▶ Aim
All of the records below need to be copied exactly.
'''
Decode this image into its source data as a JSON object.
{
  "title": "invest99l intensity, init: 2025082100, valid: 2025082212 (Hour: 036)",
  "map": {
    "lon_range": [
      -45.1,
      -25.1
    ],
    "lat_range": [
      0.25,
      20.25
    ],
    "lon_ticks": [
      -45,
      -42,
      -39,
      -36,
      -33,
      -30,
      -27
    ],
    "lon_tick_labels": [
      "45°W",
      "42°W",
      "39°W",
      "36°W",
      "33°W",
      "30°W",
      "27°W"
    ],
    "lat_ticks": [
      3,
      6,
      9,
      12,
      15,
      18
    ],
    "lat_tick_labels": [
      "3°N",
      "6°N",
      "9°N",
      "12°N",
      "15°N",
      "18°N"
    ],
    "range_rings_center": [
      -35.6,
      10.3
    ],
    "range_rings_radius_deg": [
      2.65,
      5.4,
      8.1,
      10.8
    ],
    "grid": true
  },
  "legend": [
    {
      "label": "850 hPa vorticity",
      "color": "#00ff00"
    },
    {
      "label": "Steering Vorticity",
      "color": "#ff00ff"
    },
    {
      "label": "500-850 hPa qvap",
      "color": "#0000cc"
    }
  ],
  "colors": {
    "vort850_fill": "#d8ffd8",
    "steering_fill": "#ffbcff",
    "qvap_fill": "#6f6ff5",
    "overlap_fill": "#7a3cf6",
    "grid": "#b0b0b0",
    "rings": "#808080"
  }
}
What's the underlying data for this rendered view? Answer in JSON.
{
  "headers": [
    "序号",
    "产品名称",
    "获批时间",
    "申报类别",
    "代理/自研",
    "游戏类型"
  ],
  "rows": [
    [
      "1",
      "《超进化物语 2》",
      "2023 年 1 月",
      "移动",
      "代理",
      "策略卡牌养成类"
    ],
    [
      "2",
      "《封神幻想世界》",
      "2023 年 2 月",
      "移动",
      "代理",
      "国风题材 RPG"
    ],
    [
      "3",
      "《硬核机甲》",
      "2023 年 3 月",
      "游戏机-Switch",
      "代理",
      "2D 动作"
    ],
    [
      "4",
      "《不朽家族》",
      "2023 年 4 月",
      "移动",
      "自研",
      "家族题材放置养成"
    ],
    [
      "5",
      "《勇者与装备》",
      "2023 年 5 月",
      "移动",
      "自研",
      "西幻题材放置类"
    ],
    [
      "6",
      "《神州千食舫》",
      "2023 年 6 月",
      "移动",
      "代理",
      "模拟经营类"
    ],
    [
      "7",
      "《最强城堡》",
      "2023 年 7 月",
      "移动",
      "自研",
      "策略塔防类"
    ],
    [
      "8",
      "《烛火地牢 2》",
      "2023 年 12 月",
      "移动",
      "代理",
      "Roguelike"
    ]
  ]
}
'''
▶ Exercise response
Decode this image into its source data as a JSON object.
{
  "title": "invest99l intensity, init: 2025082100, valid: 2025082212 (Hour: 036)",
  "map": {
    "lon_range": [
      -45.1,
      -25.1
    ],
    "lat_range": [
      0.25,
      20.25
    ],
    "lon_ticks": [
      -45,
      -42,
      -39,
      -36,
      -33,
      -30,
      -27
    ],
    "lon_tick_labels": [
      "45°W",
      "42°W",
      "39°W",
      "36°W",
      "33°W",
      "30°W",
      "27°W"
    ],
    "lat_ticks": [
      3,
      6,
      9,
      12,
      15,
      18
    ],
    "lat_tick_labels": [
      "3°N",
      "6°N",
      "9°N",
      "12°N",
      "15°N",
      "18°N"
    ],
    "range_rings_center": [
      -35.6,
      10.3
    ],
    "range_rings_radius_deg": [
      2.65,
      5.4,
      8.1,
      10.8
    ],
    "grid": true
  },
  "legend": [
    {
      "label": "850 hPa vorticity",
      "color": "#00ff00"
    },
    {
      "label": "Steering Vorticity",
      "color": "#ff00ff"
    },
    {
      "label": "500-850 hPa qvap",
      "color": "#0000cc"
    }
  ],
  "colors": {
    "vort850_fill": "#d8ffd8",
    "steering_fill": "#ffbcff",
    "qvap_fill": "#6f6ff5",
    "overlap_fill": "#7a3cf6",
    "grid": "#b0b0b0",
    "rings": "#808080"
  }
}
What's the underlying data for this rendered view? Answer in JSON.
{
  "headers": [
    "序号",
    "产品名称",
    "获批时间",
    "申报类别",
    "代理/自研",
    "游戏类型"
  ],
  "rows": [
    [
      "1",
      "《超进化物语 2》",
      "2023 年 1 月",
      "移动",
      "代理",
      "策略卡牌养成类"
    ],
    [
      "2",
      "《封神幻想世界》",
      "2023 年 2 月",
      "移动",
      "代理",
      "国风题材 RPG"
    ],
    [
      "3",
      "《硬核机甲》",
      "2023 年 3 月",
      "游戏机-Switch",
      "代理",
      "2D 动作"
    ],
    [
      "4",
      "《不朽家族》",
      "2023 年 4 月",
      "移动",
      "自研",
      "家族题材放置养成"
    ],
    [
      "5",
      "《勇者与装备》",
      "2023 年 5 月",
      "移动",
      "自研",
      "西幻题材放置类"
    ],
    [
      "6",
      "《神州千食舫》",
      "2023 年 6 月",
      "移动",
      "代理",
      "模拟经营类"
    ],
    [
      "7",
      "《最强城堡》",
      "2023 年 7 月",
      "移动",
      "自研",
      "策略塔防类"
    ],
    [
      "8",
      "《烛火地牢 2》",
      "2023 年 12 月",
      "移动",
      "代理",
      "Roguelike"
    ]
  ]
}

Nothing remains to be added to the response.